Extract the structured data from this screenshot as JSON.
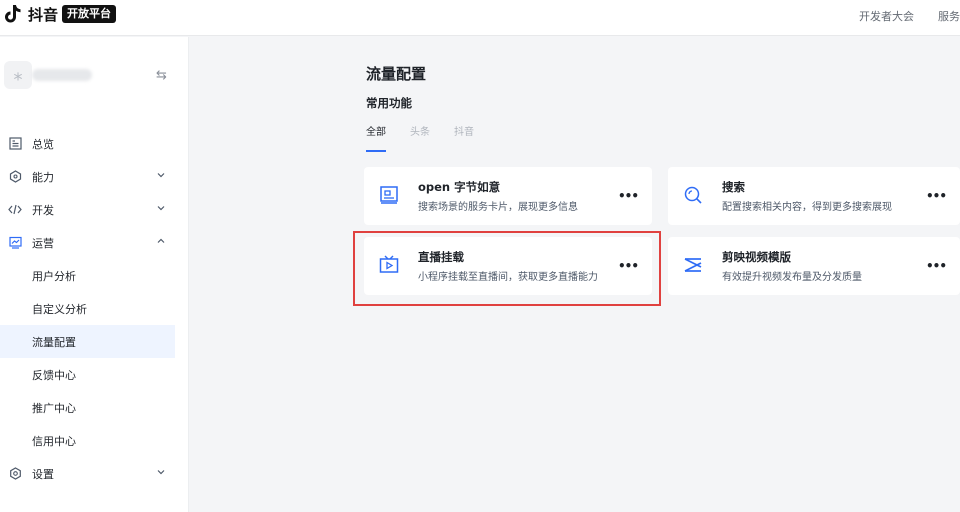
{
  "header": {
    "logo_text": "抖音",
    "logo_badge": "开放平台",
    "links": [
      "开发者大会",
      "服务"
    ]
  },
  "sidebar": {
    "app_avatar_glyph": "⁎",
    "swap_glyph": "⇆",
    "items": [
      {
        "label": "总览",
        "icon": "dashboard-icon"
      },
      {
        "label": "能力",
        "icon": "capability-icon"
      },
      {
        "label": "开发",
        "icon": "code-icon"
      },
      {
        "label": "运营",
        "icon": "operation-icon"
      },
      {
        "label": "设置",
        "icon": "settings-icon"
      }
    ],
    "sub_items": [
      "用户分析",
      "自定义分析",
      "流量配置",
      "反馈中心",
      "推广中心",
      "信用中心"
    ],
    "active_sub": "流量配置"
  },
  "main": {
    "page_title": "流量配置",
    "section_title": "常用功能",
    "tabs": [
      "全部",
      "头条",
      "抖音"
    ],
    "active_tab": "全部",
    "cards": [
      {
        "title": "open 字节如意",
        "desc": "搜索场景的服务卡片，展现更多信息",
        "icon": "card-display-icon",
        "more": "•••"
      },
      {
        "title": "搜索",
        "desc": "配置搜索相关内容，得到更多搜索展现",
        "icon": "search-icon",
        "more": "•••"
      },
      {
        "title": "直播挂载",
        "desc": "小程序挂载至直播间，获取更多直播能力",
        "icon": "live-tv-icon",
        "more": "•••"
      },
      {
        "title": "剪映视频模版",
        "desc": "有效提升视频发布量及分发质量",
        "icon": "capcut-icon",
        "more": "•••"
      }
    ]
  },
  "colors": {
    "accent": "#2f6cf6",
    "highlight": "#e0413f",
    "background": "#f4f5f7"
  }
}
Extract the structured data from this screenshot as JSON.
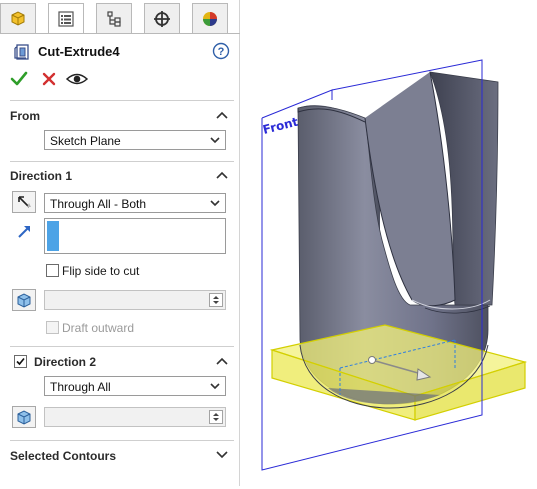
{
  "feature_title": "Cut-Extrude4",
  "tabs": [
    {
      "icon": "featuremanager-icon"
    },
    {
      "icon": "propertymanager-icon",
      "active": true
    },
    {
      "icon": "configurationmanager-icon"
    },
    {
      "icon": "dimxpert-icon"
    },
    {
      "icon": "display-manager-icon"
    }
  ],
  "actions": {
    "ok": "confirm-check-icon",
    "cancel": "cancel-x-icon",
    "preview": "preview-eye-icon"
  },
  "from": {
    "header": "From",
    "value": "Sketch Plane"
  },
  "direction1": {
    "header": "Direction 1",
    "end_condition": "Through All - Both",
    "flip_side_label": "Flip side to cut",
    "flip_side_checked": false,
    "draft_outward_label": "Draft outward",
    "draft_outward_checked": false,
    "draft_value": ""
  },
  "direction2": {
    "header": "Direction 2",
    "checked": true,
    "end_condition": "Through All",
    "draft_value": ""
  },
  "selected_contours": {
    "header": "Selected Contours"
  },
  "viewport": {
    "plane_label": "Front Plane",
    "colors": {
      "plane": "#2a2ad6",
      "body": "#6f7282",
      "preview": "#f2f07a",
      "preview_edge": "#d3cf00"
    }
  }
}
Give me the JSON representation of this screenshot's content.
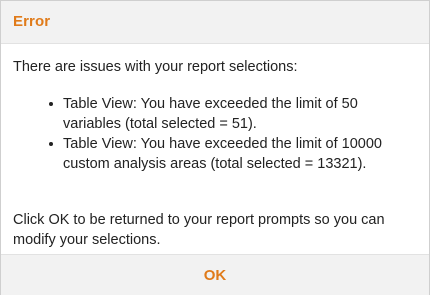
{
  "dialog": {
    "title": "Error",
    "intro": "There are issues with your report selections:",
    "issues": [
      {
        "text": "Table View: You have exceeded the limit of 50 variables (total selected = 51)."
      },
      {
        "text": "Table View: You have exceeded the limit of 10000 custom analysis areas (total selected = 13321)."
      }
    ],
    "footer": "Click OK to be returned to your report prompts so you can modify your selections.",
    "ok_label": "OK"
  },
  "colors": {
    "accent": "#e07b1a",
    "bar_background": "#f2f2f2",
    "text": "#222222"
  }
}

____________

JOB
Copy exactly the lines from the line containing "Give me the" through the last line of the records above, both included, and leave out any pictures.

WRITTEN ANSWER
Give me the JSON representation of this screenshot's content.
{
  "dialog": {
    "title": "Error",
    "intro": "There are issues with your report selections:",
    "issues": [
      {
        "text": "Table View: You have exceeded the limit of 50 variables (total selected = 51)."
      },
      {
        "text": "Table View: You have exceeded the limit of 10000 custom analysis areas (total selected = 13321)."
      }
    ],
    "footer": "Click OK to be returned to your report prompts so you can modify your selections.",
    "ok_label": "OK"
  },
  "colors": {
    "accent": "#e07b1a",
    "bar_background": "#f2f2f2",
    "text": "#222222"
  }
}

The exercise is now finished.